== The exercise ==
Write out each record below exactly as it appears, with no pictures.
___ Supplied information
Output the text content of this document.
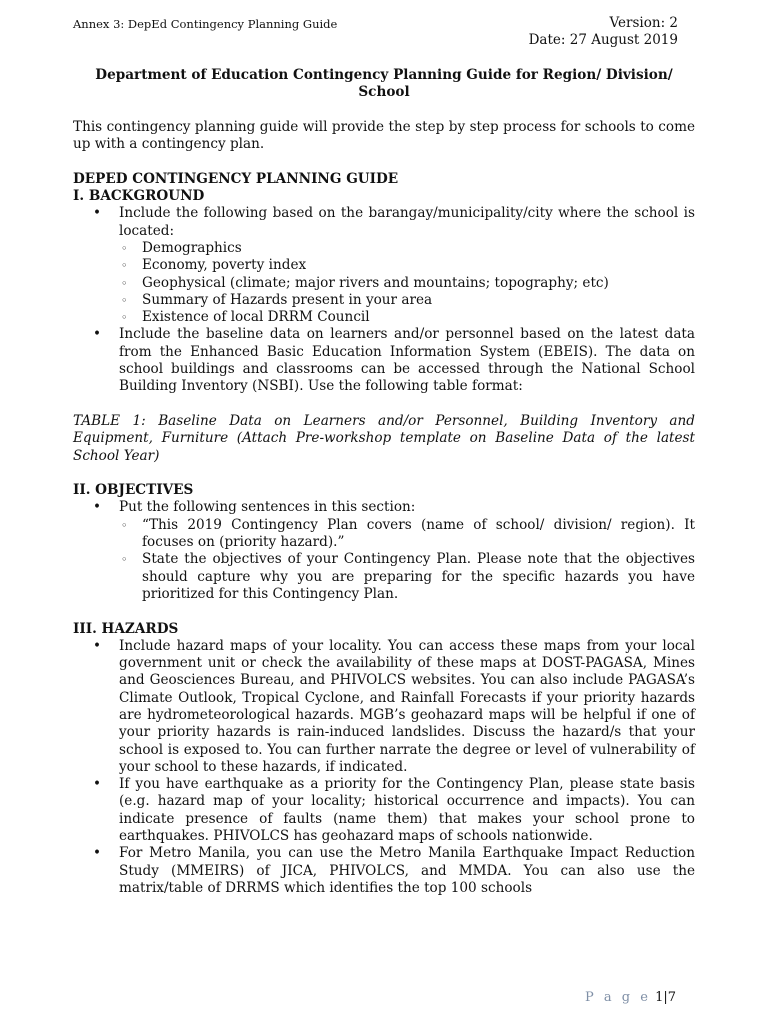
Annex 3: DepEd Contingency Planning Guide	Version: 2
Date: 27 August 2019

Department of Education Contingency Planning Guide for Region/ Division/ School

This contingency planning guide will provide the step by step process for schools to come up with a contingency plan.

DEPED CONTINGENCY PLANNING GUIDE

I. BACKGROUND

• Include the following based on the barangay/municipality/city where the school is located:
◦ Demographics
◦ Economy, poverty index
◦ Geophysical (climate; major rivers and mountains; topography; etc)
◦ Summary of Hazards present in your area
◦ Existence of local DRRM Council
• Include the baseline data on learners and/or personnel based on the latest data from the Enhanced Basic Education Information System (EBEIS). The data on school buildings and classrooms can be accessed through the National School Building Inventory (NSBI). Use the following table format:

TABLE 1: Baseline Data on Learners and/or Personnel, Building Inventory and Equipment, Furniture (Attach Pre-workshop template on Baseline Data of the latest School Year)

II. OBJECTIVES

• Put the following sentences in this section:
◦ “This 2019 Contingency Plan covers (name of school/ division/ region). It focuses on (priority hazard).”
◦ State the objectives of your Contingency Plan. Please note that the objectives should capture why you are preparing for the specific hazards you have prioritized for this Contingency Plan.

III. HAZARDS

• Include hazard maps of your locality. You can access these maps from your local government unit or check the availability of these maps at DOST-PAGASA, Mines and Geosciences Bureau, and PHIVOLCS websites. You can also include PAGASA’s Climate Outlook, Tropical Cyclone, and Rainfall Forecasts if your priority hazards are hydrometeorological hazards. MGB’s geohazard maps will be helpful if one of your priority hazards is rain-induced landslides. Discuss the hazard/s that your school is exposed to. You can further narrate the degree or level of vulnerability of your school to these hazards, if indicated.
• If you have earthquake as a priority for the Contingency Plan, please state basis (e.g. hazard map of your locality; historical occurrence and impacts). You can indicate presence of faults (name them) that makes your school prone to earthquakes. PHIVOLCS has geohazard maps of schools nationwide.
• For Metro Manila, you can use the Metro Manila Earthquake Impact Reduction Study (MMEIRS) of JICA, PHIVOLCS, and MMDA. You can also use the matrix/table of DRRMS which identifies the top 100 schools
P a g e 1|7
______
== Solution for this task ==
Output the text content of this document.
Annex 3: DepEd Contingency Planning Guide	Version: 2
Date: 27 August 2019

Department of Education Contingency Planning Guide for Region/ Division/ School

This contingency planning guide will provide the step by step process for schools to come up with a contingency plan.

DEPED CONTINGENCY PLANNING GUIDE

I. BACKGROUND

• Include the following based on the barangay/municipality/city where the school is located:
◦ Demographics
◦ Economy, poverty index
◦ Geophysical (climate; major rivers and mountains; topography; etc)
◦ Summary of Hazards present in your area
◦ Existence of local DRRM Council
• Include the baseline data on learners and/or personnel based on the latest data from the Enhanced Basic Education Information System (EBEIS). The data on school buildings and classrooms can be accessed through the National School Building Inventory (NSBI). Use the following table format:

TABLE 1: Baseline Data on Learners and/or Personnel, Building Inventory and Equipment, Furniture (Attach Pre-workshop template on Baseline Data of the latest School Year)

II. OBJECTIVES

• Put the following sentences in this section:
◦ “This 2019 Contingency Plan covers (name of school/ division/ region). It focuses on (priority hazard).”
◦ State the objectives of your Contingency Plan. Please note that the objectives should capture why you are preparing for the specific hazards you have prioritized for this Contingency Plan.

III. HAZARDS

• Include hazard maps of your locality. You can access these maps from your local government unit or check the availability of these maps at DOST-PAGASA, Mines and Geosciences Bureau, and PHIVOLCS websites. You can also include PAGASA’s Climate Outlook, Tropical Cyclone, and Rainfall Forecasts if your priority hazards are hydrometeorological hazards. MGB’s geohazard maps will be helpful if one of your priority hazards is rain-induced landslides. Discuss the hazard/s that your school is exposed to. You can further narrate the degree or level of vulnerability of your school to these hazards, if indicated.
• If you have earthquake as a priority for the Contingency Plan, please state basis (e.g. hazard map of your locality; historical occurrence and impacts). You can indicate presence of faults (name them) that makes your school prone to earthquakes. PHIVOLCS has geohazard maps of schools nationwide.
• For Metro Manila, you can use the Metro Manila Earthquake Impact Reduction Study (MMEIRS) of JICA, PHIVOLCS, and MMDA. You can also use the matrix/table of DRRMS which identifies the top 100 schools
P a g e 1|7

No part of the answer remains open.